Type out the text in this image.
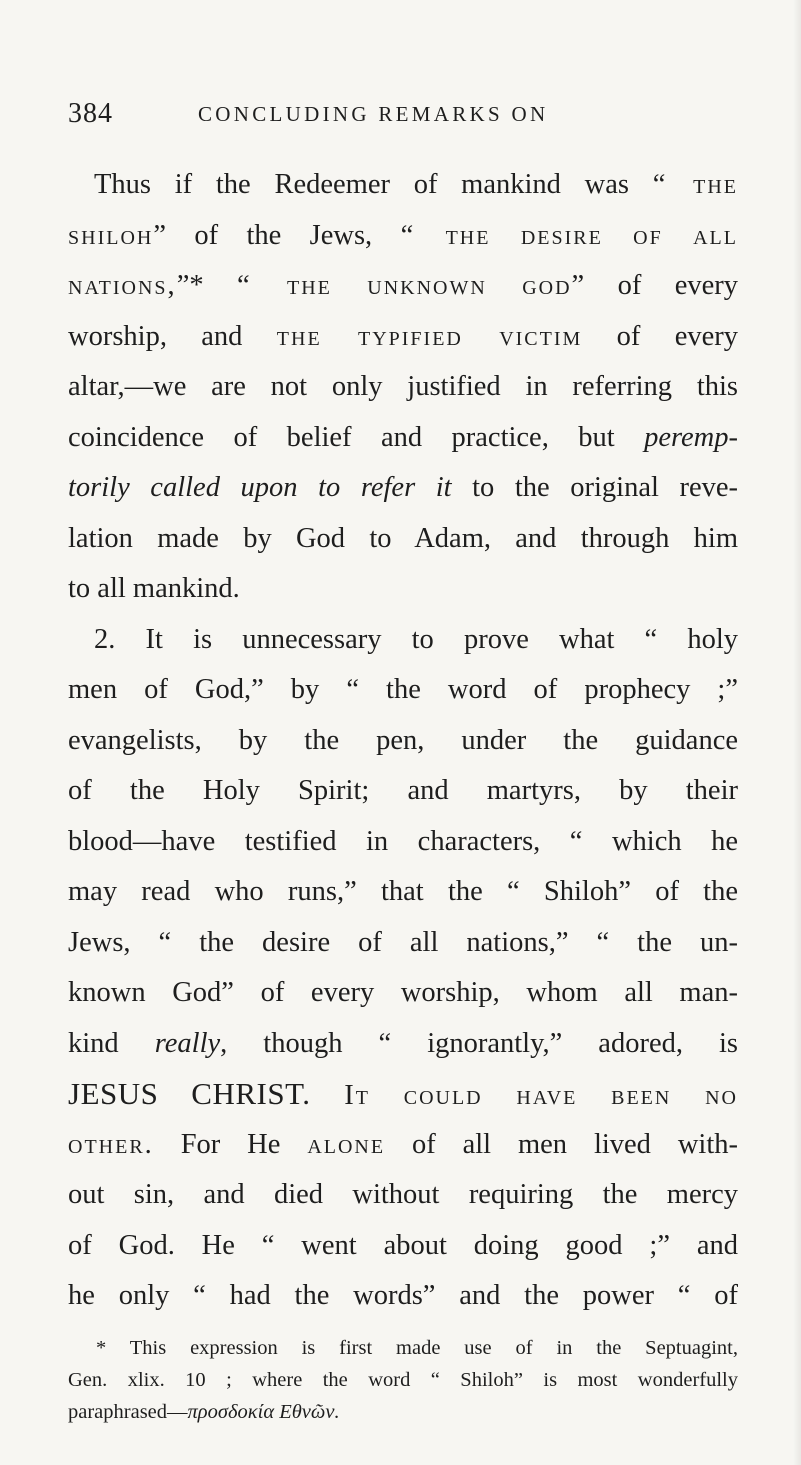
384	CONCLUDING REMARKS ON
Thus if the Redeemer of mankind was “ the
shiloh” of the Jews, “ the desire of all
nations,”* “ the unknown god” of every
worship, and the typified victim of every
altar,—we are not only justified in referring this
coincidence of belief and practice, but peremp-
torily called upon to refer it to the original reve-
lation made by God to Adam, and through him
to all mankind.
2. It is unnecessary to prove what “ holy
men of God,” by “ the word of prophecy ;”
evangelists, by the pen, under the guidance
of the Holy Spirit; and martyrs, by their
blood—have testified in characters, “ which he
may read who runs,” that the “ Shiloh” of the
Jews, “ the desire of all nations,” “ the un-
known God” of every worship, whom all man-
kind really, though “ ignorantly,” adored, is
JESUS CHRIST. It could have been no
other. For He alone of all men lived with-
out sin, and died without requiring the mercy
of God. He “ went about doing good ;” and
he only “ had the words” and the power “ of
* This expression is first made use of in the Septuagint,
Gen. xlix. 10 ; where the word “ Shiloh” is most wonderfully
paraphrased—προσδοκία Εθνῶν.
· · · · ·
Only lines holding the string "Jews" are wanted; gather each one from the entries above.

shiloh” of the Jews, “ the desire of all
Jews, “ the desire of all nations,” “ the un-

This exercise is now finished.